[Records about charts and figures]
━━━

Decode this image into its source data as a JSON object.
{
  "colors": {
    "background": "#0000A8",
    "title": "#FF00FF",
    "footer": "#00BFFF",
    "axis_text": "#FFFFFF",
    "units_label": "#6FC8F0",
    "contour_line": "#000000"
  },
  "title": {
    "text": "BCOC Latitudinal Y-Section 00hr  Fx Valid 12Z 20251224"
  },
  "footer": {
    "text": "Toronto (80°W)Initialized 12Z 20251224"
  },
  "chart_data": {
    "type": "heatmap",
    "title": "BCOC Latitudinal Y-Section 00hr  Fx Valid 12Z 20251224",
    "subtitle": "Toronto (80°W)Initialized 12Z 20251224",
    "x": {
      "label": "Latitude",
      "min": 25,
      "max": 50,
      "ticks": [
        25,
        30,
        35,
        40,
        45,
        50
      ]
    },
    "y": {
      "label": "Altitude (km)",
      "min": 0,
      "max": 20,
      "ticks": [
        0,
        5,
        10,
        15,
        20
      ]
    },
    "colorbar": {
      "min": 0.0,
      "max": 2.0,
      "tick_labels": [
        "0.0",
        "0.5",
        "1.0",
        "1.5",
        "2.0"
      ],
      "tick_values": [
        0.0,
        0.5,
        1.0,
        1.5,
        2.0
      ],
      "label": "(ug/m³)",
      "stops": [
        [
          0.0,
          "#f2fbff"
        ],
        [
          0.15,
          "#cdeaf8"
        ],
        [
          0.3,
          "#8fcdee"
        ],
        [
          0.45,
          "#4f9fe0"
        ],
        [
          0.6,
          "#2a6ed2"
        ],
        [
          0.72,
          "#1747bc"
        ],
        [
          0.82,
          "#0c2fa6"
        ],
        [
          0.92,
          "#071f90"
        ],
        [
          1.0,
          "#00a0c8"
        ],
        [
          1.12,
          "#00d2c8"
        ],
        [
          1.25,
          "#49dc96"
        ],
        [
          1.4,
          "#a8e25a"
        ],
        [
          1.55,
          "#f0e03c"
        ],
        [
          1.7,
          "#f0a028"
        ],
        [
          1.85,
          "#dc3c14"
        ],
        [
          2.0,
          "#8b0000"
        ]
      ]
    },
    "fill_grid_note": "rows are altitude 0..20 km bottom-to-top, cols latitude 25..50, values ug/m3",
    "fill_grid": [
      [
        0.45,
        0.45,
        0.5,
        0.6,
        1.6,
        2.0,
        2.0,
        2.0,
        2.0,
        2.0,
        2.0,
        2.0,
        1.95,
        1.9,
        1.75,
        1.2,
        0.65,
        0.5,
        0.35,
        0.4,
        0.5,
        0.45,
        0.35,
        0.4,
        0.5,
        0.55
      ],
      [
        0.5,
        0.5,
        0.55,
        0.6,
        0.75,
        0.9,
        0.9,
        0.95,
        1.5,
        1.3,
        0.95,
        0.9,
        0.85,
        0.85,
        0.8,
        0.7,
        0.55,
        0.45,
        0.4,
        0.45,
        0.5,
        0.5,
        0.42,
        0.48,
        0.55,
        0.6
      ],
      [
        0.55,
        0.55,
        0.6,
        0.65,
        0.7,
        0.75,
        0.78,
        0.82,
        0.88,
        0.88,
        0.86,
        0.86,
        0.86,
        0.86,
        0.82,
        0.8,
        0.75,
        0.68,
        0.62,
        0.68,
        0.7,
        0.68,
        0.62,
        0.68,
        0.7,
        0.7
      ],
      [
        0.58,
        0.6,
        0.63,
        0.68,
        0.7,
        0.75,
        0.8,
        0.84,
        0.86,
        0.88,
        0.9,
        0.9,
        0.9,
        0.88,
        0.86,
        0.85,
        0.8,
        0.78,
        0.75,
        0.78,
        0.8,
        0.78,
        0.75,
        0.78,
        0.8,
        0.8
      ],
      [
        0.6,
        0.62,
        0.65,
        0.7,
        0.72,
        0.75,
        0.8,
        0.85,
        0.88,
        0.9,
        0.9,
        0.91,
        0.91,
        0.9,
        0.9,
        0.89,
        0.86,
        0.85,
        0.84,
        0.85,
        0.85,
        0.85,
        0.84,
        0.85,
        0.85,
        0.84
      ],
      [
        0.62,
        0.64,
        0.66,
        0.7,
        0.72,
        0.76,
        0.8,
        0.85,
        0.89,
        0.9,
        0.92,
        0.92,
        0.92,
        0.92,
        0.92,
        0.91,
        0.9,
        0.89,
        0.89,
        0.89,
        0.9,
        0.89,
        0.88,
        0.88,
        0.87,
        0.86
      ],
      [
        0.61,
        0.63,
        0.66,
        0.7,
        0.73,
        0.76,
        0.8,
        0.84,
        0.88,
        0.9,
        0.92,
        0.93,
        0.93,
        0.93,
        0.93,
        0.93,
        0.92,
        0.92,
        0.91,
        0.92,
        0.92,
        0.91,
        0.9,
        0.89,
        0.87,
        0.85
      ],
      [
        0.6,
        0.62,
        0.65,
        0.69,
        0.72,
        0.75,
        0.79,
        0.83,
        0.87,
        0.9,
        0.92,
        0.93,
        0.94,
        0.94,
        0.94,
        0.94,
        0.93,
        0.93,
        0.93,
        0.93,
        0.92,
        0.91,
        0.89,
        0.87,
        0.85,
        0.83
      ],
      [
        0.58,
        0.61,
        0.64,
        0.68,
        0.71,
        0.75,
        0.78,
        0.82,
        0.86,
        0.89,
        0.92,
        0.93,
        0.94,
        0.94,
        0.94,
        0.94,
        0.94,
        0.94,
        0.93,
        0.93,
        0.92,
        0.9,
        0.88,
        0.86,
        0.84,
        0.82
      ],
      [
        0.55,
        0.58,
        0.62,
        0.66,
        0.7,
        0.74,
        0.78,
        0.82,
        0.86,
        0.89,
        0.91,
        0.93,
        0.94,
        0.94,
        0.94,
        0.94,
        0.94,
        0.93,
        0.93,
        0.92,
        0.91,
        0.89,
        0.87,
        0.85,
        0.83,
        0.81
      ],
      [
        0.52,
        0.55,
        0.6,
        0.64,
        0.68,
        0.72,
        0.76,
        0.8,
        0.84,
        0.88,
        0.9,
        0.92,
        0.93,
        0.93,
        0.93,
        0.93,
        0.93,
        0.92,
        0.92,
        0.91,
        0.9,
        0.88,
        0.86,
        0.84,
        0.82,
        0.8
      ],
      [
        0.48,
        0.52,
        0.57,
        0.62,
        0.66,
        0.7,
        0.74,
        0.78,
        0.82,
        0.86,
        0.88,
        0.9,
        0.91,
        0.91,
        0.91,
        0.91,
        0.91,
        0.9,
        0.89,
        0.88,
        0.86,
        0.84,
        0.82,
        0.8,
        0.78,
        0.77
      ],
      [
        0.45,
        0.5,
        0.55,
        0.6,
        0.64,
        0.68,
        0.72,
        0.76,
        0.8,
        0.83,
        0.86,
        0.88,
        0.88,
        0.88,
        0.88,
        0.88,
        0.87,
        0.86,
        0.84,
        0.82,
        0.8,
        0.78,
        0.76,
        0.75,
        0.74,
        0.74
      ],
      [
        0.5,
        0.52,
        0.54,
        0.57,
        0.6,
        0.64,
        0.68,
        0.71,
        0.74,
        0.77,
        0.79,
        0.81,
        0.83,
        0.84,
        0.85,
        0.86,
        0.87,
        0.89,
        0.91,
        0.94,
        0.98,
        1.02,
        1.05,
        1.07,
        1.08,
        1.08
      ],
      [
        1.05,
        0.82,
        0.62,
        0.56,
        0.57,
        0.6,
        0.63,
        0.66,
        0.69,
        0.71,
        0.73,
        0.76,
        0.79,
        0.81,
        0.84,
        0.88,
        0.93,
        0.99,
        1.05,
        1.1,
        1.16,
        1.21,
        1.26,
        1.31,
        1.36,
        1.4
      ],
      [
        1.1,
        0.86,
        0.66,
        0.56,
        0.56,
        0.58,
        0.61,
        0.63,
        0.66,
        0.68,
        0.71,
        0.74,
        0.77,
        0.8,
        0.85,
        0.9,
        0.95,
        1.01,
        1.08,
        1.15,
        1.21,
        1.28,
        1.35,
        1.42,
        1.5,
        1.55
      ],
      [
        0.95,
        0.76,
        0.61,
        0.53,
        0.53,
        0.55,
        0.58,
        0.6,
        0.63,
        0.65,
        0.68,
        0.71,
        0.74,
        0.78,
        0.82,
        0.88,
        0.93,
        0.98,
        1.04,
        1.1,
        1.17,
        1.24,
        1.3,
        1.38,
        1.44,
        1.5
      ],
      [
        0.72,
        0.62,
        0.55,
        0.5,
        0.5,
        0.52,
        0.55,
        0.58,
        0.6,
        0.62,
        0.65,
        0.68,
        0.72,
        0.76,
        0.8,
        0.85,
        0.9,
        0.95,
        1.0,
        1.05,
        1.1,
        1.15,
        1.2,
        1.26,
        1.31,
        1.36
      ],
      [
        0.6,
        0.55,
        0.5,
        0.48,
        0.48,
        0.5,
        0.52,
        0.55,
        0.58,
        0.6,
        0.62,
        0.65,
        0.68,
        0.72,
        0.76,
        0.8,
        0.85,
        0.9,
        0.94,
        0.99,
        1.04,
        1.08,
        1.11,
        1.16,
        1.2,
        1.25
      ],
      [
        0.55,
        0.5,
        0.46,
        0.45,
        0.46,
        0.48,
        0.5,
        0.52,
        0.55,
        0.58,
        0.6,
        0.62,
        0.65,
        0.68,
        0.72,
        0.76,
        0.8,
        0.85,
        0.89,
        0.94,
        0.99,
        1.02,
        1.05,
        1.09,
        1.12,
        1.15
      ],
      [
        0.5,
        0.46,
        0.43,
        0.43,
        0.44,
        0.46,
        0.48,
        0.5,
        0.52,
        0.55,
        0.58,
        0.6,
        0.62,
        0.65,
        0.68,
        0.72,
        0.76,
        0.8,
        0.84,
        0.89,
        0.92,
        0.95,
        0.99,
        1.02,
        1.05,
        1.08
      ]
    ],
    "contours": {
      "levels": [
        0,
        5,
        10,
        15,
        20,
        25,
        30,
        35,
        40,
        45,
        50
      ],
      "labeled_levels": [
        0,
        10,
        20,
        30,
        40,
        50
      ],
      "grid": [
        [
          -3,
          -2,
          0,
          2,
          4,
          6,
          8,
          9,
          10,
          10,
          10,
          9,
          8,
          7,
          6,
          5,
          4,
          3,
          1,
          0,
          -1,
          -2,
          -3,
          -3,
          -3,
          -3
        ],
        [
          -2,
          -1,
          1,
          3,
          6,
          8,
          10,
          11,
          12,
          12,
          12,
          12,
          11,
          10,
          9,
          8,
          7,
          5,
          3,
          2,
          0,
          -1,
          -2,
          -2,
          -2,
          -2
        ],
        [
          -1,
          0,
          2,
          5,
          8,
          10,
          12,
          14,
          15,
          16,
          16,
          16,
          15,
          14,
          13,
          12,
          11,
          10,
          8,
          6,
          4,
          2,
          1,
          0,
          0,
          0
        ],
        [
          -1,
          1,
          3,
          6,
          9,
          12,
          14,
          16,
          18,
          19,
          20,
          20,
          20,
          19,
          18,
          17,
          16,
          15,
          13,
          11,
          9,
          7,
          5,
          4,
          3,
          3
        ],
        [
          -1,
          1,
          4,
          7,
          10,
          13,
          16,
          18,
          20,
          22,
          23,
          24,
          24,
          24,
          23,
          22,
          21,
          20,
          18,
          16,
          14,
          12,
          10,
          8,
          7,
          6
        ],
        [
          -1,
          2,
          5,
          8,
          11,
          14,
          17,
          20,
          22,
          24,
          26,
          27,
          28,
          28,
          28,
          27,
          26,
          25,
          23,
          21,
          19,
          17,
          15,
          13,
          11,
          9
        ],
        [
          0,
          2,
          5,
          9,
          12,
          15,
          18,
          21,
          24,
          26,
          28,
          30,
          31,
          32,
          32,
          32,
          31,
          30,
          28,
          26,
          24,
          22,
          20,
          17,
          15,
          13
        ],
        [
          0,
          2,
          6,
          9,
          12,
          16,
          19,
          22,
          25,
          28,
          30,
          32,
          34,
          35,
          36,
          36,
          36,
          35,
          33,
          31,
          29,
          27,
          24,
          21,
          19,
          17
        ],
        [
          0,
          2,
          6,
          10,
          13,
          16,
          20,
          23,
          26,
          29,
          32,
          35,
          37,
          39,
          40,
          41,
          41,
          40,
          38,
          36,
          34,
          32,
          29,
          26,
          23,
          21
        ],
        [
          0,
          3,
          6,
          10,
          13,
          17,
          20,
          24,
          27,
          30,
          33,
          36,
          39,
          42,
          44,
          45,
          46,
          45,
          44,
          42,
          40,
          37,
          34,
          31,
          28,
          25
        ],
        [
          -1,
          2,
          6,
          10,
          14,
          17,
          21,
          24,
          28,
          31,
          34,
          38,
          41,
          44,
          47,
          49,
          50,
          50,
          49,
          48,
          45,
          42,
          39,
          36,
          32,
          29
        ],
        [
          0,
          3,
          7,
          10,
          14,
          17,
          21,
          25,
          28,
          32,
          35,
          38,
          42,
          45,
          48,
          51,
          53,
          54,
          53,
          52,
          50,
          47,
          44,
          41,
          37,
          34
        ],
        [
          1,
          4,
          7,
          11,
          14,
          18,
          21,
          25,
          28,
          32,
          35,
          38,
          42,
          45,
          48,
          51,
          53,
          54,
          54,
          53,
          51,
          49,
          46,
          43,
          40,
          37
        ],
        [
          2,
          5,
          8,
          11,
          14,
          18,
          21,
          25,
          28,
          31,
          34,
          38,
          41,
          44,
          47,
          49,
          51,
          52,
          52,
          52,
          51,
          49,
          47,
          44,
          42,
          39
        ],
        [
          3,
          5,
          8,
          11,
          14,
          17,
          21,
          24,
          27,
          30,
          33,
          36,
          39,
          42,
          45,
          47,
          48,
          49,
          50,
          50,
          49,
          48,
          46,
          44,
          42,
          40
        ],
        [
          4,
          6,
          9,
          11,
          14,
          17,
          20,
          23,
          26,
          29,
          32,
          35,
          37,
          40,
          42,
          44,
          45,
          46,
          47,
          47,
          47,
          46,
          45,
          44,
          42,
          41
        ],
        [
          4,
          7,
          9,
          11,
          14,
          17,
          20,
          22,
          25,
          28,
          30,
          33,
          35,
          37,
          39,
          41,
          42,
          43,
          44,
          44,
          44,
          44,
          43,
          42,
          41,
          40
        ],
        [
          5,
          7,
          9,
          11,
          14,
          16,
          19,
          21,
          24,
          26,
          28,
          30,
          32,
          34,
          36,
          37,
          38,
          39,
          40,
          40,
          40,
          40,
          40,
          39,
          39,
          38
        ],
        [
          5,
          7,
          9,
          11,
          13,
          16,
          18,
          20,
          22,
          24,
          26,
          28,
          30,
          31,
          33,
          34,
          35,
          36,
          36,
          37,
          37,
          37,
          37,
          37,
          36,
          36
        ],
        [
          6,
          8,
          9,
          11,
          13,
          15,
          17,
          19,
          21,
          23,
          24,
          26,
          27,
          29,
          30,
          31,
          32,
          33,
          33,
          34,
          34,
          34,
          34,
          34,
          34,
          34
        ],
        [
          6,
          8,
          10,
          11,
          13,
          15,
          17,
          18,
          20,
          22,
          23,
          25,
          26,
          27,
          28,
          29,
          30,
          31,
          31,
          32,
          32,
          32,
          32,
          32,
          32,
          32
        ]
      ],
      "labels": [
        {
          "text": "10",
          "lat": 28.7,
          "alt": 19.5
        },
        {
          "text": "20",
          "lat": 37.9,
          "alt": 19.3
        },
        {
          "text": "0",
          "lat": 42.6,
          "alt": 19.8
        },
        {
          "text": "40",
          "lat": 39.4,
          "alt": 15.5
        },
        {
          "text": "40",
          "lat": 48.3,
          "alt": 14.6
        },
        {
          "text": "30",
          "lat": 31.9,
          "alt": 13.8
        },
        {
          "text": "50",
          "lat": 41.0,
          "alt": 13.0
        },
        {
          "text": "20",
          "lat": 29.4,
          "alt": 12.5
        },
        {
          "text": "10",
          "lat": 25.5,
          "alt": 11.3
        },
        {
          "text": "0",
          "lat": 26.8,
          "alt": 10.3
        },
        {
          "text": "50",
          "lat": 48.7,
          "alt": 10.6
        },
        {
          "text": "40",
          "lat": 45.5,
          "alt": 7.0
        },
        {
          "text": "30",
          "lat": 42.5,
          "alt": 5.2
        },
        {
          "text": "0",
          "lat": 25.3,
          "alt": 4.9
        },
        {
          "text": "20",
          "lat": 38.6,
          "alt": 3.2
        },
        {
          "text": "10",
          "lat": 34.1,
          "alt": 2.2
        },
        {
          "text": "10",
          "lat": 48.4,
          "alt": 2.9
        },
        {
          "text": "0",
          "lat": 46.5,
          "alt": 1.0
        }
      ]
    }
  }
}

━━━

What is being asked
Where a line holds "Valid", copy it out.

Completed exercise
    "text": "BCOC Latitudinal Y-Section 00hr  Fx Valid 12Z 20251224"
    "title": "BCOC Latitudinal Y-Section 00hr  Fx Valid 12Z 20251224",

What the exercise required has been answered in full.